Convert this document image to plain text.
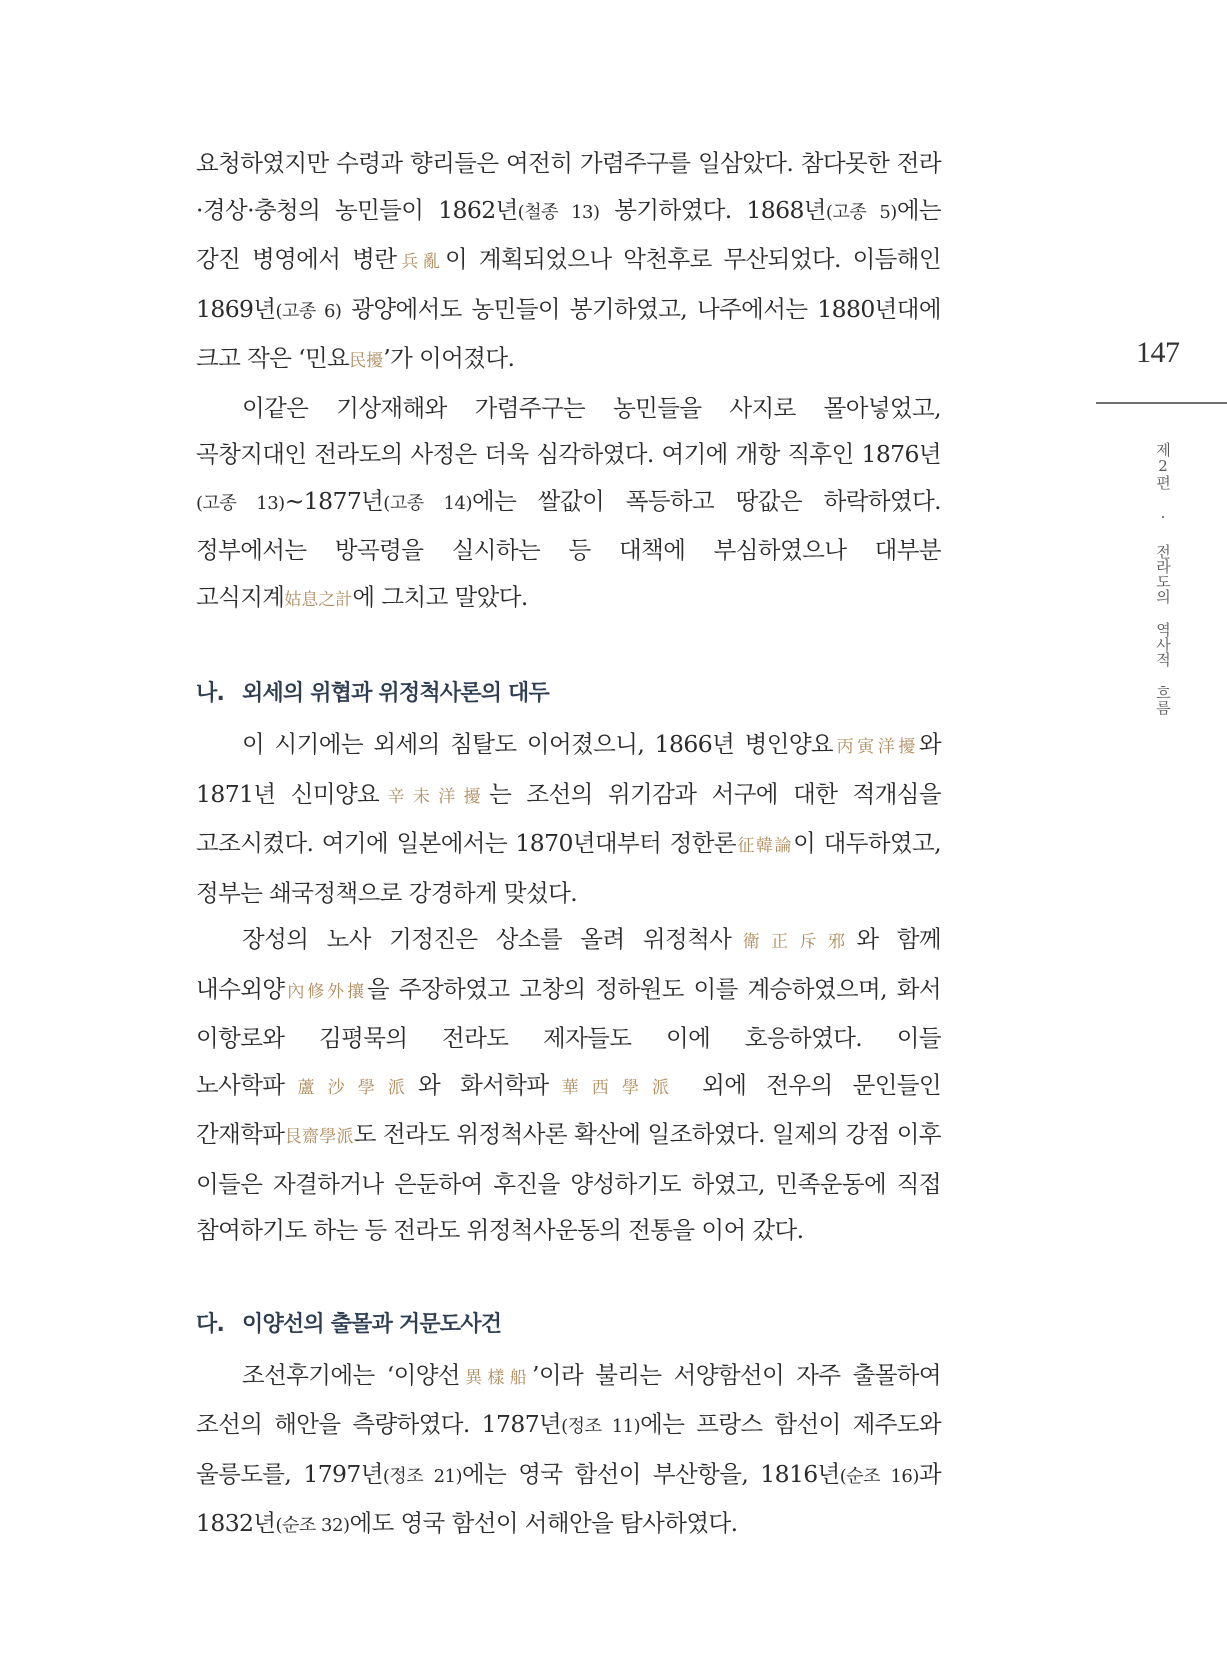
요청하였지만 수령과 향리들은 여전히 가렴주구를 일삼았다. 참다못한 전라·경상·충청의 농민들이 1862년(철종 13) 봉기하였다. 1868년(고종 5)에는 강진 병영에서 병란兵亂이 계획되었으나 악천후로 무산되었다. 이듬해인 1869년(고종 6) 광양에서도 농민들이 봉기하였고, 나주에서는 1880년대에 크고 작은 ‘민요民擾’가 이어졌다.

이같은 기상재해와 가렴주구는 농민들을 사지로 몰아넣었고, 곡창지대인 전라도의 사정은 더욱 심각하였다. 여기에 개항 직후인 1876년(고종 13)~1877년(고종 14)에는 쌀값이 폭등하고 땅값은 하락하였다. 정부에서는 방곡령을 실시하는 등 대책에 부심하였으나 대부분 고식지계姑息之計에 그치고 말았다.

나. 외세의 위협과 위정척사론의 대두

이 시기에는 외세의 침탈도 이어졌으니, 1866년 병인양요丙寅洋擾와 1871년 신미양요辛未洋擾는 조선의 위기감과 서구에 대한 적개심을 고조시켰다. 여기에 일본에서는 1870년대부터 정한론征韓論이 대두하였고, 정부는 쇄국정책으로 강경하게 맞섰다.

장성의 노사 기정진은 상소를 올려 위정척사衛正斥邪와 함께 내수외양內修外攘을 주장하였고 고창의 정하원도 이를 계승하였으며, 화서 이항로와 김평묵의 전라도 제자들도 이에 호응하였다. 이들 노사학파蘆沙學派와 화서학파華西學派 외에 전우의 문인들인 간재학파艮齋學派도 전라도 위정척사론 확산에 일조하였다. 일제의 강점 이후 이들은 자결하거나 은둔하여 후진을 양성하기도 하였고, 민족운동에 직접 참여하기도 하는 등 전라도 위정척사운동의 전통을 이어 갔다.

다. 이양선의 출몰과 거문도사건

조선후기에는 ‘이양선異樣船’이라 불리는 서양함선이 자주 출몰하여 조선의 해안을 측량하였다. 1787년(정조 11)에는 프랑스 함선이 제주도와 울릉도를, 1797년(정조 21)에는 영국 함선이 부산항을, 1816년(순조 16)과 1832년(순조 32)에도 영국 함선이 서해안을 탐사하였다.

147
제2편 · 전라도의 역사적 흐름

▶ [EXERCISE BRIEF] Output the lines above in full and exactly as given, omitting any pictures.

▶ [SOLUTION TO THE EXERCISE]
Convert this document image to plain text.
요청하였지만 수령과 향리들은 여전히 가렴주구를 일삼았다. 참다못한 전라·경상·충청의 농민들이 1862년(철종 13) 봉기하였다. 1868년(고종 5)에는 강진 병영에서 병란兵亂이 계획되었으나 악천후로 무산되었다. 이듬해인 1869년(고종 6) 광양에서도 농민들이 봉기하였고, 나주에서는 1880년대에 크고 작은 ‘민요民擾’가 이어졌다.

이같은 기상재해와 가렴주구는 농민들을 사지로 몰아넣었고, 곡창지대인 전라도의 사정은 더욱 심각하였다. 여기에 개항 직후인 1876년(고종 13)~1877년(고종 14)에는 쌀값이 폭등하고 땅값은 하락하였다. 정부에서는 방곡령을 실시하는 등 대책에 부심하였으나 대부분 고식지계姑息之計에 그치고 말았다.

나. 외세의 위협과 위정척사론의 대두

이 시기에는 외세의 침탈도 이어졌으니, 1866년 병인양요丙寅洋擾와 1871년 신미양요辛未洋擾는 조선의 위기감과 서구에 대한 적개심을 고조시켰다. 여기에 일본에서는 1870년대부터 정한론征韓論이 대두하였고, 정부는 쇄국정책으로 강경하게 맞섰다.

장성의 노사 기정진은 상소를 올려 위정척사衛正斥邪와 함께 내수외양內修外攘을 주장하였고 고창의 정하원도 이를 계승하였으며, 화서 이항로와 김평묵의 전라도 제자들도 이에 호응하였다. 이들 노사학파蘆沙學派와 화서학파華西學派 외에 전우의 문인들인 간재학파艮齋學派도 전라도 위정척사론 확산에 일조하였다. 일제의 강점 이후 이들은 자결하거나 은둔하여 후진을 양성하기도 하였고, 민족운동에 직접 참여하기도 하는 등 전라도 위정척사운동의 전통을 이어 갔다.

다. 이양선의 출몰과 거문도사건

조선후기에는 ‘이양선異樣船’이라 불리는 서양함선이 자주 출몰하여 조선의 해안을 측량하였다. 1787년(정조 11)에는 프랑스 함선이 제주도와 울릉도를, 1797년(정조 21)에는 영국 함선이 부산항을, 1816년(순조 16)과 1832년(순조 32)에도 영국 함선이 서해안을 탐사하였다.

147
제2편 · 전라도의 역사적 흐름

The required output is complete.